**EXERCISE DETAILS**
Copy all lines below containing "name".

**PROVIDED DATA**

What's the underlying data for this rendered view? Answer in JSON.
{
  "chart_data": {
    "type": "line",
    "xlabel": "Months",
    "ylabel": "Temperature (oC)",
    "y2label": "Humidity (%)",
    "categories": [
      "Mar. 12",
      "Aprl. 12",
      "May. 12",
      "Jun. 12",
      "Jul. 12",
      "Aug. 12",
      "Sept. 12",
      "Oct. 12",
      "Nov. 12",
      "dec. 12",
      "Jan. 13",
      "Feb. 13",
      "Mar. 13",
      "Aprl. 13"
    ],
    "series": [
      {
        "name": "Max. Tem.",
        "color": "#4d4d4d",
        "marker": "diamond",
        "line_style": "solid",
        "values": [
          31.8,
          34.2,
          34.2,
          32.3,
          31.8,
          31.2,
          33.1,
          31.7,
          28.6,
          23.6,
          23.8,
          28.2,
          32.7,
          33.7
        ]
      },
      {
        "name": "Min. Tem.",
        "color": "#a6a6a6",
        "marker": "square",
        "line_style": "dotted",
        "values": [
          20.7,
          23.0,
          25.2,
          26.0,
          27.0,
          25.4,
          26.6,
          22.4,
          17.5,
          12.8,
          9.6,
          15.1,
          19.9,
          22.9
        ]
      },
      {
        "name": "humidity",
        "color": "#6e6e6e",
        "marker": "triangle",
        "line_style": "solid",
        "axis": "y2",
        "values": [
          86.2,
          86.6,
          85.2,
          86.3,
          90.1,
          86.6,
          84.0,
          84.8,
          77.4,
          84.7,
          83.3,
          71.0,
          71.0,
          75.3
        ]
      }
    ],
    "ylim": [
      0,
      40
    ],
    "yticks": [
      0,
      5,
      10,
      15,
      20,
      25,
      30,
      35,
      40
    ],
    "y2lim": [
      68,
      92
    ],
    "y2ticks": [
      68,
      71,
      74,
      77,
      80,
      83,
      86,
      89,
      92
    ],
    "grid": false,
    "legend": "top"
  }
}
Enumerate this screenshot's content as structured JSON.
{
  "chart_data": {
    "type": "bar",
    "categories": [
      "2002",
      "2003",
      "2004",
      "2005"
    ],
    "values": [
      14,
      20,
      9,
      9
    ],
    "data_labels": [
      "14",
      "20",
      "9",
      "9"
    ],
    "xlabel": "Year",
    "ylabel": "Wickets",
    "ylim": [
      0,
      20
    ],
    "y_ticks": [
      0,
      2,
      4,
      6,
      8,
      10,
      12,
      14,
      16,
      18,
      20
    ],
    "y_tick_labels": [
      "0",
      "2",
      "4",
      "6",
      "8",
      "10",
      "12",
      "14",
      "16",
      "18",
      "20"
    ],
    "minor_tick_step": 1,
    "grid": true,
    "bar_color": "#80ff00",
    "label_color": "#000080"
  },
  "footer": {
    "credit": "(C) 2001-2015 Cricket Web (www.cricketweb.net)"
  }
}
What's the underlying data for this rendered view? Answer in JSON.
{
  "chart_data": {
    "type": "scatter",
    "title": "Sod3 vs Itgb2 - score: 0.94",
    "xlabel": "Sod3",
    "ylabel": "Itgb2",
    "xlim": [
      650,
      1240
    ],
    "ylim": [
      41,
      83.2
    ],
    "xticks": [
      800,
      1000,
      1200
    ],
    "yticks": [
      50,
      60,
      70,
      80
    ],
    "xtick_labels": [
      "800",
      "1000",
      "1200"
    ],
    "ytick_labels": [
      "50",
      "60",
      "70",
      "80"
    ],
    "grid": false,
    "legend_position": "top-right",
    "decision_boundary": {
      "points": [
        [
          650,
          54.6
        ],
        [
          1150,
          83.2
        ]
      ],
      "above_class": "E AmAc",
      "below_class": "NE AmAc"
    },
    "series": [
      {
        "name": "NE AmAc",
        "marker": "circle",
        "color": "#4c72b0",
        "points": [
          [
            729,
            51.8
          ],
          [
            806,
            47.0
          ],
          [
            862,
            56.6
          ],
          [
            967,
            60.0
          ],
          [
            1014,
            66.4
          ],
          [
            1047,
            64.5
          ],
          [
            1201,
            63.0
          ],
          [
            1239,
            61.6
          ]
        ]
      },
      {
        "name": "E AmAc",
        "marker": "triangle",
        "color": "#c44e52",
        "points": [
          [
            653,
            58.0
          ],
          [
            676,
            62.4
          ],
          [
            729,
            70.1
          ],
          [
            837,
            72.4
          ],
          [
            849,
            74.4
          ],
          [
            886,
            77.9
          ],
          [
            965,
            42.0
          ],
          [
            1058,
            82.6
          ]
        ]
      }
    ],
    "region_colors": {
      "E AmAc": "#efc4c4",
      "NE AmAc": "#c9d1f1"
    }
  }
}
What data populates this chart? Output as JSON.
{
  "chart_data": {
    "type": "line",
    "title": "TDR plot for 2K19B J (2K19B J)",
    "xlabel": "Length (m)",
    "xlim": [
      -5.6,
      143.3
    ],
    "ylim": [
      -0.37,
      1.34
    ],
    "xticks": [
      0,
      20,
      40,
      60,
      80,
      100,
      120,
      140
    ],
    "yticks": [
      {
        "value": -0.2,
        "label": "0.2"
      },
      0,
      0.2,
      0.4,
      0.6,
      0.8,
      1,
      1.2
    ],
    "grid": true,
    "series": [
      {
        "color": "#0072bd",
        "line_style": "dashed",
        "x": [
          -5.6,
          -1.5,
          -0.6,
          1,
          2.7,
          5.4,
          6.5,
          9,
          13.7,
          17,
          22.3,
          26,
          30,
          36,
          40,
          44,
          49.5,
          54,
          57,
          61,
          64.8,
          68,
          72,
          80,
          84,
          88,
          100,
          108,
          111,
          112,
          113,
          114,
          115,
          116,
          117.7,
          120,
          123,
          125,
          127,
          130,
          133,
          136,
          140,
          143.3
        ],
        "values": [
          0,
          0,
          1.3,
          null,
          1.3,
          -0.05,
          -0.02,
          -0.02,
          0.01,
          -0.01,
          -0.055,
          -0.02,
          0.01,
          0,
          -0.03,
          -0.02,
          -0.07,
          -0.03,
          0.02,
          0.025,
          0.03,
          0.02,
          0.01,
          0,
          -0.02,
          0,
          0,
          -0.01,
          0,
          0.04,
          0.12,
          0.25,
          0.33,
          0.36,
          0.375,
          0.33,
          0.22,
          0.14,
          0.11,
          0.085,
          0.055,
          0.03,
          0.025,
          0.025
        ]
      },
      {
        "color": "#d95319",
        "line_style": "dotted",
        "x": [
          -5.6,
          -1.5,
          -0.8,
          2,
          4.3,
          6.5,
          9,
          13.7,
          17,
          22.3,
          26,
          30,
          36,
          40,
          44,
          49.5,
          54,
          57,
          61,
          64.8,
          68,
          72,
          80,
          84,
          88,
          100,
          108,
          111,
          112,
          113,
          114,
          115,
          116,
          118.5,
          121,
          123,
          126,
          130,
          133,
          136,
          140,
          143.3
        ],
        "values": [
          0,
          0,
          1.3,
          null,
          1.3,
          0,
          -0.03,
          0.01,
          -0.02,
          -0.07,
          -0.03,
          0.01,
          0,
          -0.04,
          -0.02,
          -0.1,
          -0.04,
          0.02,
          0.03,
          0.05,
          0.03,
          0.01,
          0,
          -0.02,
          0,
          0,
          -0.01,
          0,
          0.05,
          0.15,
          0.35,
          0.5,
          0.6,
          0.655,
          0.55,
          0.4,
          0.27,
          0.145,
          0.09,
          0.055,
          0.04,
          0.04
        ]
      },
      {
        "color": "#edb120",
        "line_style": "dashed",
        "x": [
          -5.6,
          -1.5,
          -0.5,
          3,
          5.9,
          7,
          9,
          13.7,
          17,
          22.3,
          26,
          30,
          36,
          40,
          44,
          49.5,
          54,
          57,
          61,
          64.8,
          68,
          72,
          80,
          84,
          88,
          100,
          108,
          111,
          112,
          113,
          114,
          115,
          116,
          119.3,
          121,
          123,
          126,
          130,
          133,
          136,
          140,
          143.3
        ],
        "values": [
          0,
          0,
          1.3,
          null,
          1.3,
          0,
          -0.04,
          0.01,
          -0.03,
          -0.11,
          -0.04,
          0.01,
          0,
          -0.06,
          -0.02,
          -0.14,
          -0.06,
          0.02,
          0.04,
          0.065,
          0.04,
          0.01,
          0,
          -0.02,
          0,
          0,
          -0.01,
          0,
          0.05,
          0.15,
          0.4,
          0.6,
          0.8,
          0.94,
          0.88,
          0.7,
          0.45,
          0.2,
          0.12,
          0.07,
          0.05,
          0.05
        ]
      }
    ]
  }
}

**SOLUTION TO THE PROBLEM**
        "name": "Max. Tem.",
        "name": "Min. Tem.",
        "name": "humidity",
        "name": "NE AmAc",
        "name": "E AmAc",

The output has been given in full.